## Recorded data
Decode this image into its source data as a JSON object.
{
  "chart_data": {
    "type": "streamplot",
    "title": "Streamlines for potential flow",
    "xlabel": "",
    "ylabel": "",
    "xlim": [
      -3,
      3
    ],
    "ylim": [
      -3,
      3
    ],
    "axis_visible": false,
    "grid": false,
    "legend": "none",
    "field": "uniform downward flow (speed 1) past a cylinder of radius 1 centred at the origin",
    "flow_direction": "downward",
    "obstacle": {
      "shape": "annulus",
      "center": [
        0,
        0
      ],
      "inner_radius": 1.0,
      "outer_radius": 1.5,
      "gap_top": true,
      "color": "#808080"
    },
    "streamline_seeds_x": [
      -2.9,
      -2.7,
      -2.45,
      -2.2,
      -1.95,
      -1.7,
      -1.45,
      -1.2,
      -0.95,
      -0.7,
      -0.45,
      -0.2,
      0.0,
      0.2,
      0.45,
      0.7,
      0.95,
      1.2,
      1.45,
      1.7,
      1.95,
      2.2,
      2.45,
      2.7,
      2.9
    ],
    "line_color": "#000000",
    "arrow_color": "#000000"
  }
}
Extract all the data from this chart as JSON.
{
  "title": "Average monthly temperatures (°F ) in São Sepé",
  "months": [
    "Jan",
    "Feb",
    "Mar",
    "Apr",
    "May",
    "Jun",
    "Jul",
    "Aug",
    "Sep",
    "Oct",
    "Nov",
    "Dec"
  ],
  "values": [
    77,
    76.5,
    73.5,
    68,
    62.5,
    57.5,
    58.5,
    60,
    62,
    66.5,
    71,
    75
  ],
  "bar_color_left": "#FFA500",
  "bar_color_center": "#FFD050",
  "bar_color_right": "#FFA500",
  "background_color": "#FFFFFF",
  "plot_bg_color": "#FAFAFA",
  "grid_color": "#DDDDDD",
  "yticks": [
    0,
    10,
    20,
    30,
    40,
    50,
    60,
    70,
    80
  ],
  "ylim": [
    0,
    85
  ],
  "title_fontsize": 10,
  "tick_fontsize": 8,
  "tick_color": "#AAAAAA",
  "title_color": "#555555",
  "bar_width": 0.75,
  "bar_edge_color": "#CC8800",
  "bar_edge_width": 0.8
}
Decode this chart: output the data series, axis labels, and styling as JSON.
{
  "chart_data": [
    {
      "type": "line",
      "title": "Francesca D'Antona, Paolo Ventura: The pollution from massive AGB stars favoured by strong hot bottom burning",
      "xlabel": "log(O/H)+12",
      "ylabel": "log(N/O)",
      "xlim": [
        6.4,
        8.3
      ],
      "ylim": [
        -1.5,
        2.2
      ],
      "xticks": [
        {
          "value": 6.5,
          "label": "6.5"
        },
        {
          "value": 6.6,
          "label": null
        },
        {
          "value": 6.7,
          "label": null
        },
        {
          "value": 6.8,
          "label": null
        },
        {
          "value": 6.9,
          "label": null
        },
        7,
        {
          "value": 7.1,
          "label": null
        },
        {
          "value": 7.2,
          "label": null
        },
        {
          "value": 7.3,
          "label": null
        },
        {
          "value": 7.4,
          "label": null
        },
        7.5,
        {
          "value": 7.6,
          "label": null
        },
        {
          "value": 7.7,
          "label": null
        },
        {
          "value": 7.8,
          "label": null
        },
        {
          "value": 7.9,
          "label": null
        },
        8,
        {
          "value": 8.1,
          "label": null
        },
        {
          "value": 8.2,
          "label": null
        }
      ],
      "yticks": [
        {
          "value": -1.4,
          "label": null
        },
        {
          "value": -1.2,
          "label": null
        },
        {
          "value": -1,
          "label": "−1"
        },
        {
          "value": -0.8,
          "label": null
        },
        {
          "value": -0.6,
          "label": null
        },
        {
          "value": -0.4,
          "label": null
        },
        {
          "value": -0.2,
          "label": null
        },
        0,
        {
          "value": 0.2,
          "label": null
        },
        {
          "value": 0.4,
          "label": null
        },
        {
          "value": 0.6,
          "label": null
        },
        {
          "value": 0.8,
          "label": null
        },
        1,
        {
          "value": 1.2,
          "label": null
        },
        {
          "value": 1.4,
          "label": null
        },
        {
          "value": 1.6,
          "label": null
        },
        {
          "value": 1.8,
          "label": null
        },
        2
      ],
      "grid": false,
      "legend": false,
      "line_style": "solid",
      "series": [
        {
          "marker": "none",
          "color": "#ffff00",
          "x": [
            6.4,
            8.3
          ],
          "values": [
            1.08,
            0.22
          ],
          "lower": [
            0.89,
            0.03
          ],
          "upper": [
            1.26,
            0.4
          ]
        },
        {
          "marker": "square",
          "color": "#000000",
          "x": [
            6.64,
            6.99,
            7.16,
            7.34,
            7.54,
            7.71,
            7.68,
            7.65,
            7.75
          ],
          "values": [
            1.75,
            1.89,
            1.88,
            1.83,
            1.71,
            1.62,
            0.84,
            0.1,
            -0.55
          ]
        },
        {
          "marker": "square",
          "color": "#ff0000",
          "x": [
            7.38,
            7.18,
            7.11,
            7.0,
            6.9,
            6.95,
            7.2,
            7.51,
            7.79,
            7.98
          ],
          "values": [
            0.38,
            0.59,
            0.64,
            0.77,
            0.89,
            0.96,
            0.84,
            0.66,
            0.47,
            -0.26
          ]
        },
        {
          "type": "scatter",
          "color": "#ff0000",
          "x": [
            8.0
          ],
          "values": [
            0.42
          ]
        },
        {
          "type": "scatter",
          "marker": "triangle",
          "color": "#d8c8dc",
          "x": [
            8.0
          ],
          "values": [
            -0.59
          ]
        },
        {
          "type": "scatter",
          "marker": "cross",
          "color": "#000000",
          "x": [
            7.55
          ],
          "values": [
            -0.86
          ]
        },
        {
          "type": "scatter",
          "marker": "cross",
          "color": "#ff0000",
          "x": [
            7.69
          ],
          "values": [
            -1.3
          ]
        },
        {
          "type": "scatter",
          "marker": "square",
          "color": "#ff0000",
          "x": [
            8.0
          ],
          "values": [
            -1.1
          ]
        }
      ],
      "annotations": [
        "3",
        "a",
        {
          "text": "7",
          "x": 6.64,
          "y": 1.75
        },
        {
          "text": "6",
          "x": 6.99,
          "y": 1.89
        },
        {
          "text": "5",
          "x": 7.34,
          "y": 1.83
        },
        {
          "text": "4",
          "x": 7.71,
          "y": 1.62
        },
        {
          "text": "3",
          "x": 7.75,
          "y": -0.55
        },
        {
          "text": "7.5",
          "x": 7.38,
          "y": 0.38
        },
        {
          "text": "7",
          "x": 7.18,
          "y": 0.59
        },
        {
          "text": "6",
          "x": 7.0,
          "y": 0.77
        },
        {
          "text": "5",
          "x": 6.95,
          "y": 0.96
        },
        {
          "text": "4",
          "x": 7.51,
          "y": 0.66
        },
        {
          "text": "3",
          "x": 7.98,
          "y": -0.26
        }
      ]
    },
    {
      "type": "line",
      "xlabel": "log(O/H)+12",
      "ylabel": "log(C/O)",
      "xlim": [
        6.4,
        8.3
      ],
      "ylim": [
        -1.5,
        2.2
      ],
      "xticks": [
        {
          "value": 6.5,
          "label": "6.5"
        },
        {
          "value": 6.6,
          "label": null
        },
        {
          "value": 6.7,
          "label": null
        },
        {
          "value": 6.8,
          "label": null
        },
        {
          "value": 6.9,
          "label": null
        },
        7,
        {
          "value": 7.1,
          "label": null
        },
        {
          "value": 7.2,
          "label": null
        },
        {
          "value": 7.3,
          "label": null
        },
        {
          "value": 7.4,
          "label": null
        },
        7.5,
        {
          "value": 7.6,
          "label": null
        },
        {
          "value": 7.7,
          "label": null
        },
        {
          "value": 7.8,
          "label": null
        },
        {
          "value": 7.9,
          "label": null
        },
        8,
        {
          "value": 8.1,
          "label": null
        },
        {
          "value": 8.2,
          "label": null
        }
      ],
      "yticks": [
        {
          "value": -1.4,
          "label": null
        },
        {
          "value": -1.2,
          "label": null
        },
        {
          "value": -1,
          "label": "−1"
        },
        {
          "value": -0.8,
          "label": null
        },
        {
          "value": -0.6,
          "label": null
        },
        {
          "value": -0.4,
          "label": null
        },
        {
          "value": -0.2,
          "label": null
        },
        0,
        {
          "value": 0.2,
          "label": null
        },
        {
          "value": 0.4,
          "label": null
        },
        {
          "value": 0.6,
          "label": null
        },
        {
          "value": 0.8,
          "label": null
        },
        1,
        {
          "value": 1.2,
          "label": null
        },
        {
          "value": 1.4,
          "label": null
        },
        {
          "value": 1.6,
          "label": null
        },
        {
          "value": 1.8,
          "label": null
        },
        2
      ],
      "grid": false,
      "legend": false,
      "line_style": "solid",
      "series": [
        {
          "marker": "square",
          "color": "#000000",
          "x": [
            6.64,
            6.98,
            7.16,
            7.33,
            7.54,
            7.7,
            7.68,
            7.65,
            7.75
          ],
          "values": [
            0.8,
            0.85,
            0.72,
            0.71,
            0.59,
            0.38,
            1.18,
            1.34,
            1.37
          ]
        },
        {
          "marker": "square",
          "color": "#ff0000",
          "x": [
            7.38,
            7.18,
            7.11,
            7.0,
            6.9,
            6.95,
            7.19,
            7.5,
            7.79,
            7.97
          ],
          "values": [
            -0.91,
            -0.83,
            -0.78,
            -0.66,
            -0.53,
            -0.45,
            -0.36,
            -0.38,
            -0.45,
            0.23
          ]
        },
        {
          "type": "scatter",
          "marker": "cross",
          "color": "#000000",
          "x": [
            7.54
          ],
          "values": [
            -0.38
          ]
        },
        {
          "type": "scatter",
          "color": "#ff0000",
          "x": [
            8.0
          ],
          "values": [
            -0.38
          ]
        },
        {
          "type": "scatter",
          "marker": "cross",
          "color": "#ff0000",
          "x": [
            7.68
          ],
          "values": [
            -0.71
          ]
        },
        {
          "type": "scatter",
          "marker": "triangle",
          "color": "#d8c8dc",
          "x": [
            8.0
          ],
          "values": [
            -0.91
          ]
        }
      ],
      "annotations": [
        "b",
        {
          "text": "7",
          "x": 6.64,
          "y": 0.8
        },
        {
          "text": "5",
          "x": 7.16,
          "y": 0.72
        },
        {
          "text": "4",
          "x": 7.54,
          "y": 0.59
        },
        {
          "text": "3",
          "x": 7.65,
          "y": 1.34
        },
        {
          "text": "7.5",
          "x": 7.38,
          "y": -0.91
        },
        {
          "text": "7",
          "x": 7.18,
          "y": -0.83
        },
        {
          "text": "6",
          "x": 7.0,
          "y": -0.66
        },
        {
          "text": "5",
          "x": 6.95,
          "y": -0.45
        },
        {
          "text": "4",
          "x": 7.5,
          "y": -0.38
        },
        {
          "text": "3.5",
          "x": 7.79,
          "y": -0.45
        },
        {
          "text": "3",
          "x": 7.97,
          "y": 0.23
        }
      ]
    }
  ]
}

## WHAT THE TASK ASKS
Identify the lines of the data that contain the word "downward". Copy each of them.

## SOLUTION
    "field": "uniform downward flow (speed 1) past a cylinder of radius 1 centred at the origin",
    "flow_direction": "downward",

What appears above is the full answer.